## REQUEST
Wherever the word "this" appears in a line, extract that line.

Entries with figure data
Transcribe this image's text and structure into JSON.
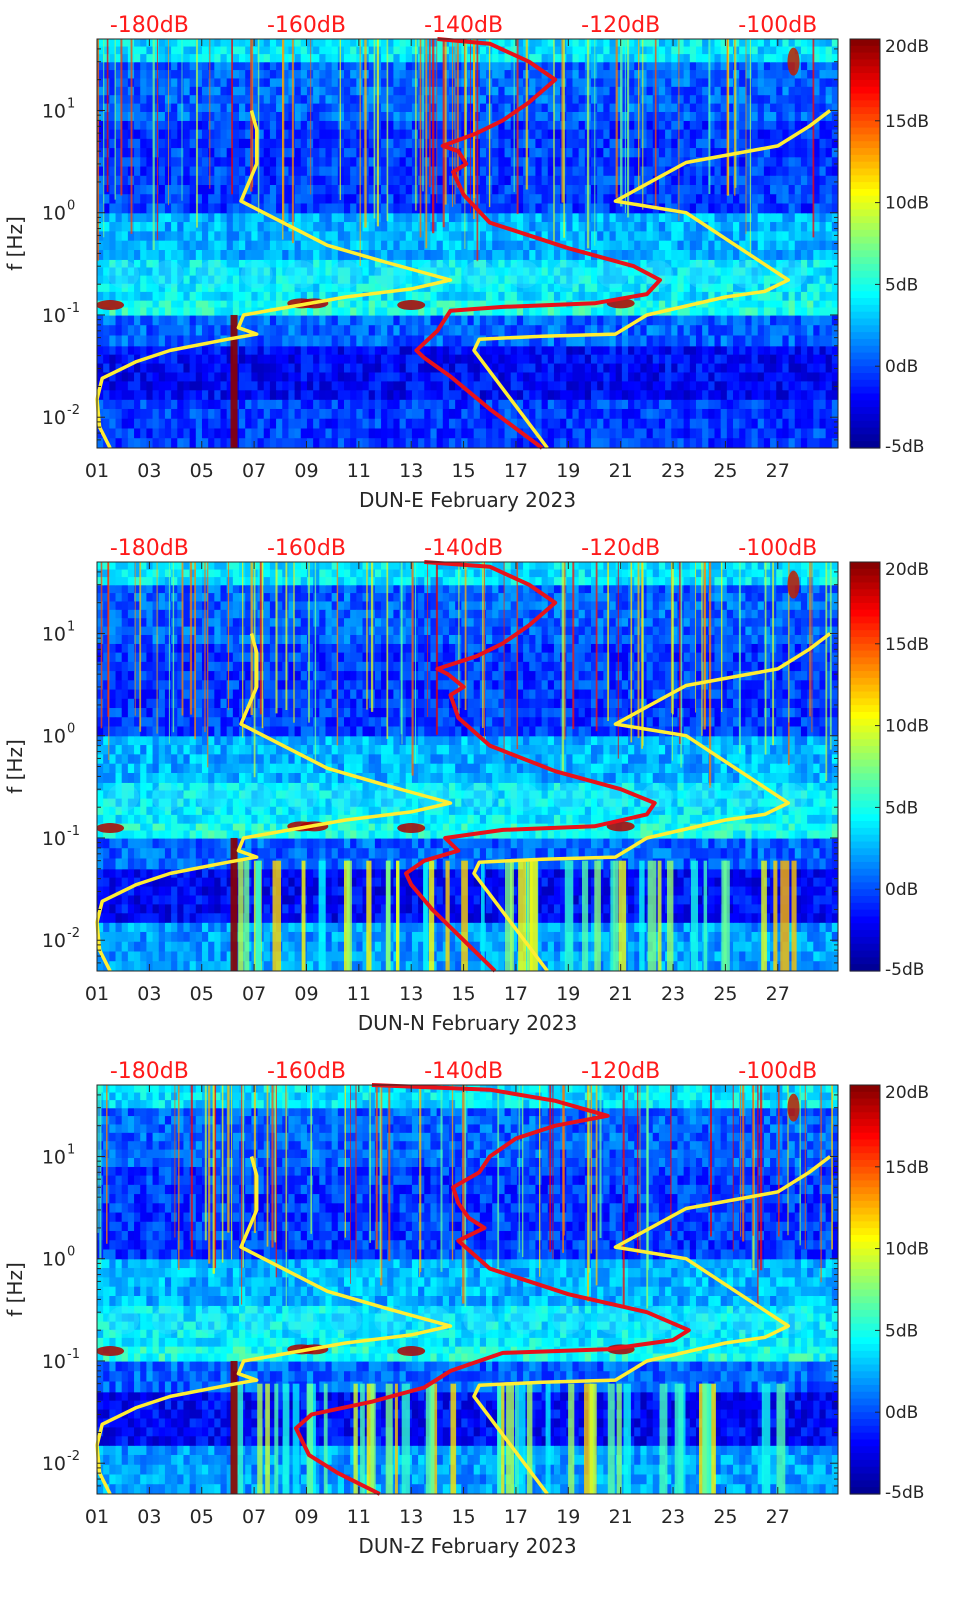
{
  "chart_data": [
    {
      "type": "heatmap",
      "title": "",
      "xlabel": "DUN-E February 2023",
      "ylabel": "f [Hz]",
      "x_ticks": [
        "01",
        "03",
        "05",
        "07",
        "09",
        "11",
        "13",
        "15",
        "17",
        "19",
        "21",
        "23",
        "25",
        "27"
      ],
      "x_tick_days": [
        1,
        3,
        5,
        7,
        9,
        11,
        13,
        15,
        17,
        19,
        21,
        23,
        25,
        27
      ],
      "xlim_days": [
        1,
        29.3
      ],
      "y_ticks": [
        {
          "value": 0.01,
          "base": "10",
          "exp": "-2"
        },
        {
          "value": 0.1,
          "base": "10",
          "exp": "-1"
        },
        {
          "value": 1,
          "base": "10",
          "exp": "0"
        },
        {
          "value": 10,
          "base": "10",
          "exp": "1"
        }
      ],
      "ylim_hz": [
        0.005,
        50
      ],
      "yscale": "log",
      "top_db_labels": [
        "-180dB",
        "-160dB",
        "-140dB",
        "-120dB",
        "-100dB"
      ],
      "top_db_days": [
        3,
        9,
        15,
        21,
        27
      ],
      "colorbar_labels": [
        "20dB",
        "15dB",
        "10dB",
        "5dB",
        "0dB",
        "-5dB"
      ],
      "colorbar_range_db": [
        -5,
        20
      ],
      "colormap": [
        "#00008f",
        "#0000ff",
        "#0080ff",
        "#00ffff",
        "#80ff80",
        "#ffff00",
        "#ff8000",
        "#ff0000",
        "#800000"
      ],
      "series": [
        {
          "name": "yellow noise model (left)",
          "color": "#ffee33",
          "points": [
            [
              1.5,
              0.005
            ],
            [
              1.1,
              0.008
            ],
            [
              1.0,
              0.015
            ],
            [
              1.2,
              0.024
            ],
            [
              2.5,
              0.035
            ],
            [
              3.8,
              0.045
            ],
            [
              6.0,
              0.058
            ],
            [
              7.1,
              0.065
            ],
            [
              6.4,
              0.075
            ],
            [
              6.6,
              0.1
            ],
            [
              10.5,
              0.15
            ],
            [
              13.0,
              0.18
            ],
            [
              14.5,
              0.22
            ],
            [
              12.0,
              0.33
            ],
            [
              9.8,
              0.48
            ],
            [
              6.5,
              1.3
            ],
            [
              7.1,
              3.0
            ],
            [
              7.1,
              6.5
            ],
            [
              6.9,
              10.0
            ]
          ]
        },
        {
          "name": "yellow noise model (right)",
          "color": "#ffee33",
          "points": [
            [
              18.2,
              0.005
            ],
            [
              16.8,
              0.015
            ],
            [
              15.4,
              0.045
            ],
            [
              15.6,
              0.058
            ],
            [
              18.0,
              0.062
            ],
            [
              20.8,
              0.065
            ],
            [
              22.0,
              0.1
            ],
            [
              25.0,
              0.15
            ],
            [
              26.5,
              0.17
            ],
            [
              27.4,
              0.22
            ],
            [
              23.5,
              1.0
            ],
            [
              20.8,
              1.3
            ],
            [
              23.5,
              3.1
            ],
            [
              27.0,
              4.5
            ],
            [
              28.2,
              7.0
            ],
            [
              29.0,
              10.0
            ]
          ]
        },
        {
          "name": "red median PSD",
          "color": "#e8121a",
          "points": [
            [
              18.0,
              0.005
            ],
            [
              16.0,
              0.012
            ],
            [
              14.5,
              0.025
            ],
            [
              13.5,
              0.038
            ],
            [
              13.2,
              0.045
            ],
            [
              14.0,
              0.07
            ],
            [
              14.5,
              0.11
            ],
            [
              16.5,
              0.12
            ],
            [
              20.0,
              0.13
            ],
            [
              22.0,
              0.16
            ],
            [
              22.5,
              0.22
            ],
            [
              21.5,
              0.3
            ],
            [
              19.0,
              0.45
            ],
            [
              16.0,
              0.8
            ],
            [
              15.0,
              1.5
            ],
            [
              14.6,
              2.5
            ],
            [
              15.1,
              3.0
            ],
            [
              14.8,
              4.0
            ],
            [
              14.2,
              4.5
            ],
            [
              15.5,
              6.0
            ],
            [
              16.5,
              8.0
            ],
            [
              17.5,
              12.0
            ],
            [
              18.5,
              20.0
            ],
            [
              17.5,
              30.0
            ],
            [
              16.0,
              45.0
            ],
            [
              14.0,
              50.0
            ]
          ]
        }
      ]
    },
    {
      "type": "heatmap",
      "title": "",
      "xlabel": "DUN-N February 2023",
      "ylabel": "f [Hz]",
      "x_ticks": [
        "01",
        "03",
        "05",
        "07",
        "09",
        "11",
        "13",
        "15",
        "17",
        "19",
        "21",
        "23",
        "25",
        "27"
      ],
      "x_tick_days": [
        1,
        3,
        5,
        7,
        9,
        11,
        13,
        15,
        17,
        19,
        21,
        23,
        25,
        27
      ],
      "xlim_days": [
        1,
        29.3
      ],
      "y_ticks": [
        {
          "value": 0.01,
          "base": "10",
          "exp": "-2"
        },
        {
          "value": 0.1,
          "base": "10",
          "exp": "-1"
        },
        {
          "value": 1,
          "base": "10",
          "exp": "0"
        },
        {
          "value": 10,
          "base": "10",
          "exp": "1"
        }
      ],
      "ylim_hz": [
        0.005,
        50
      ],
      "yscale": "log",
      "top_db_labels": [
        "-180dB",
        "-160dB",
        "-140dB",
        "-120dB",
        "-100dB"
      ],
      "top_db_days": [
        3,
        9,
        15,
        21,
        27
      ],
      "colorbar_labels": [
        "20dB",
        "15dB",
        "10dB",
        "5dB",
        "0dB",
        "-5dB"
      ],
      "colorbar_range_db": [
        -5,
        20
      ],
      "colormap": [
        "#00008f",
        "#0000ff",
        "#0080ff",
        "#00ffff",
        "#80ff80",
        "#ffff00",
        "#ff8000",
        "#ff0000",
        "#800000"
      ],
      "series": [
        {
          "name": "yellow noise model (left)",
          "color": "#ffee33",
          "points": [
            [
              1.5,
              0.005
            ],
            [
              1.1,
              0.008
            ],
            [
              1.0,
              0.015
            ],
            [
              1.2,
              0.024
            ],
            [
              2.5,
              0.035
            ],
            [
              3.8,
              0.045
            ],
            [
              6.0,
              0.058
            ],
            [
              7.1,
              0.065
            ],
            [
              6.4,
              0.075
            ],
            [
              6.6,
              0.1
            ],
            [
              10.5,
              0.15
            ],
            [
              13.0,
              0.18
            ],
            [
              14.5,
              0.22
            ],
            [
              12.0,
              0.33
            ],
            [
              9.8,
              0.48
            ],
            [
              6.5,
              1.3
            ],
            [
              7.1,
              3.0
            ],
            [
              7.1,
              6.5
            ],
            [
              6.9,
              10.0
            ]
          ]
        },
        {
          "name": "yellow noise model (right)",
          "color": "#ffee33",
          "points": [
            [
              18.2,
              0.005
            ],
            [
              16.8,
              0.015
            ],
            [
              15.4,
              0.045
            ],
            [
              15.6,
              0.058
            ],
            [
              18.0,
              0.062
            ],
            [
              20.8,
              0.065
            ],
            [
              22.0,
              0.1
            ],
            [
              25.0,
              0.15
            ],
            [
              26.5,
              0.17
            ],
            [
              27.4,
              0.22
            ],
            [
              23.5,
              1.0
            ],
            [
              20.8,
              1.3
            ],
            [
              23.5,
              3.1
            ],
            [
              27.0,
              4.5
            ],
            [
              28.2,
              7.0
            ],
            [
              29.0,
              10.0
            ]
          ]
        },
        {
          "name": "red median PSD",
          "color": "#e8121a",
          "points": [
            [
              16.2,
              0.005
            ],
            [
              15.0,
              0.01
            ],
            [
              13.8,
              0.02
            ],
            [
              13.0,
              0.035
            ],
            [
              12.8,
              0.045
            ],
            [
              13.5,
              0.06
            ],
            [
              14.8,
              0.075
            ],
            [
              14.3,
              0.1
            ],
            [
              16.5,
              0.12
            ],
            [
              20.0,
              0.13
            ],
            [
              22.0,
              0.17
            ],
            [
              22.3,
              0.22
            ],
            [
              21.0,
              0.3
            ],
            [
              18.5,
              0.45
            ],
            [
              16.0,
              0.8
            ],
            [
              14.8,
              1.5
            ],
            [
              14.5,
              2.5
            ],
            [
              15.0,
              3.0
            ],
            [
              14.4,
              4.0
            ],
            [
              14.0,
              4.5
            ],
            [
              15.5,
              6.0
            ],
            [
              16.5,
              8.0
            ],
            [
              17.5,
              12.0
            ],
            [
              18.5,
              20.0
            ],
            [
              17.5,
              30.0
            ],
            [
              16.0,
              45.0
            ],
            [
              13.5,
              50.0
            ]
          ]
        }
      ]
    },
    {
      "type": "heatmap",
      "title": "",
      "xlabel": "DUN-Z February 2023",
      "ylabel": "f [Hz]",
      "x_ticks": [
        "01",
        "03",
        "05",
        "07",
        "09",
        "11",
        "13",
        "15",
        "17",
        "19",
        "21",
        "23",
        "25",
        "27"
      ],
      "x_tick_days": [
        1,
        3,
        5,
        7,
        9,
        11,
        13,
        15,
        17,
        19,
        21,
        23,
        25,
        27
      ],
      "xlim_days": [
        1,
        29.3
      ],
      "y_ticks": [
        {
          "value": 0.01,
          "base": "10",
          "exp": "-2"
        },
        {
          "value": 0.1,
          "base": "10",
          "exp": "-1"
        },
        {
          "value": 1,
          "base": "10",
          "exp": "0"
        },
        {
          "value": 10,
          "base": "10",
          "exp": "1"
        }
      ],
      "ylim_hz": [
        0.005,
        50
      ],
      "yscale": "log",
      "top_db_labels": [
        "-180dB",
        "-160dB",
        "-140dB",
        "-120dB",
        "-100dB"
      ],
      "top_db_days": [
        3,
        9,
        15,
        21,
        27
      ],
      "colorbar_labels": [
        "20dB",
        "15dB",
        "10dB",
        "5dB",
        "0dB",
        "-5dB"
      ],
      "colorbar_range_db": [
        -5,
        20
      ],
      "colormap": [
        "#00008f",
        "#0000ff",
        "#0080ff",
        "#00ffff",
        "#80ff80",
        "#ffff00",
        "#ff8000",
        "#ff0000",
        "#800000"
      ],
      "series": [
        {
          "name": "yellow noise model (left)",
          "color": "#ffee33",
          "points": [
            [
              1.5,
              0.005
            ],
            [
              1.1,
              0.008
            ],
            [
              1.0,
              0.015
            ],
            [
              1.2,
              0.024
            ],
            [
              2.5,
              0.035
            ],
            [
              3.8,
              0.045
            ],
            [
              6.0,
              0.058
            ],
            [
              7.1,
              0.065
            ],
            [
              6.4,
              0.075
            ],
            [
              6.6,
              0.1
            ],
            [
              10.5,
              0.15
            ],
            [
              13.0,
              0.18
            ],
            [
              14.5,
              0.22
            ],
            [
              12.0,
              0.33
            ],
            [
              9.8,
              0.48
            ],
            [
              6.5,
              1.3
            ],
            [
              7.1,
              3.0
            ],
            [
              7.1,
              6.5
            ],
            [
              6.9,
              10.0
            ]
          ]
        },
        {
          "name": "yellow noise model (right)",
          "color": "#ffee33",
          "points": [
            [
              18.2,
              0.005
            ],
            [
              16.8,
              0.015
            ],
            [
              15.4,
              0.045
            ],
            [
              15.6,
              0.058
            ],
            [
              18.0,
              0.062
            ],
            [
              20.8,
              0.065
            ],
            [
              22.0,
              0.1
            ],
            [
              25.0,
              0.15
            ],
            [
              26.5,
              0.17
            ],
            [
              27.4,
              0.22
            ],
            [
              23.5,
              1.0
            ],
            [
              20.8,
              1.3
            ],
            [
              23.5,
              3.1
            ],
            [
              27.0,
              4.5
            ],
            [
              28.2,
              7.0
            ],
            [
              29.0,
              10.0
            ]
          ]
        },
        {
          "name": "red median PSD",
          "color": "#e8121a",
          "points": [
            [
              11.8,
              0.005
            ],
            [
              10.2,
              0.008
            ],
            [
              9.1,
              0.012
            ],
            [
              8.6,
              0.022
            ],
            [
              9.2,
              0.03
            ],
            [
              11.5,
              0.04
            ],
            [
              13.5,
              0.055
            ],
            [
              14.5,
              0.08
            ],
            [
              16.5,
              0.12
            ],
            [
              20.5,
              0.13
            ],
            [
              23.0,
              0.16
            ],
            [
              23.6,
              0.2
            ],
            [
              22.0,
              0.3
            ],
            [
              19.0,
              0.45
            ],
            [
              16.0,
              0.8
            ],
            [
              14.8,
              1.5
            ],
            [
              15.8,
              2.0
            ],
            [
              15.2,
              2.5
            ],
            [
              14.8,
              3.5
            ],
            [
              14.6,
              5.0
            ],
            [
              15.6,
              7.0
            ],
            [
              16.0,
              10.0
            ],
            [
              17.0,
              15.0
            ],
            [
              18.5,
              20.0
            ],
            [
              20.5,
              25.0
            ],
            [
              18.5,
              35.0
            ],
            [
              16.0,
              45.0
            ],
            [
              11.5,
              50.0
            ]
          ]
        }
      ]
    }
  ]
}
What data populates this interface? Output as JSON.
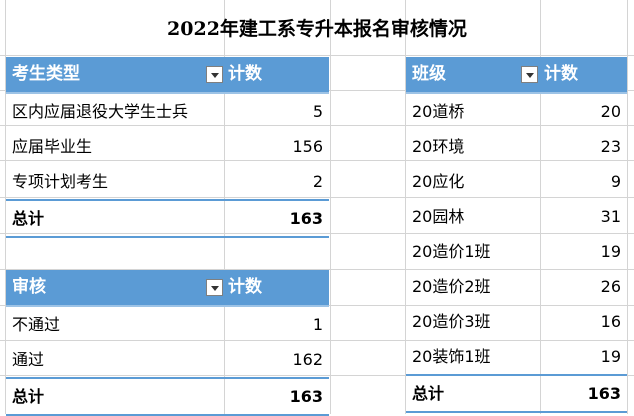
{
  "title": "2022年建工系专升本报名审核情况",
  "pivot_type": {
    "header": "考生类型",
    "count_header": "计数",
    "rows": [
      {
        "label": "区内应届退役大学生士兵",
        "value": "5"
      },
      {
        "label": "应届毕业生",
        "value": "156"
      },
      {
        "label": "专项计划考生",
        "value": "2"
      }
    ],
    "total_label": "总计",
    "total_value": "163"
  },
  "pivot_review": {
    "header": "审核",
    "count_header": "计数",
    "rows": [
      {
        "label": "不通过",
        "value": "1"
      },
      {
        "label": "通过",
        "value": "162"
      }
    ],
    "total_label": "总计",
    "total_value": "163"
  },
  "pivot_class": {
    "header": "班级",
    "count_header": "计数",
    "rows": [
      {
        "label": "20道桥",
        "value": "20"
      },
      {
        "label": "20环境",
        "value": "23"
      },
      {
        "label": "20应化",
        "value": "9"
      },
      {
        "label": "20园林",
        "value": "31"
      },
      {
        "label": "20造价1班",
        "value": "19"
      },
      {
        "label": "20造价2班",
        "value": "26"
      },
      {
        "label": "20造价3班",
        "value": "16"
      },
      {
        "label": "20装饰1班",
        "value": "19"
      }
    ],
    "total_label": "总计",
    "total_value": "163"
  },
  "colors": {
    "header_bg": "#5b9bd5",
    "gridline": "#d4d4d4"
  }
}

## COMPLETE OUTPUT
Transcribe this image's text and structure into JSON.
What data populates this interface? Output as JSON.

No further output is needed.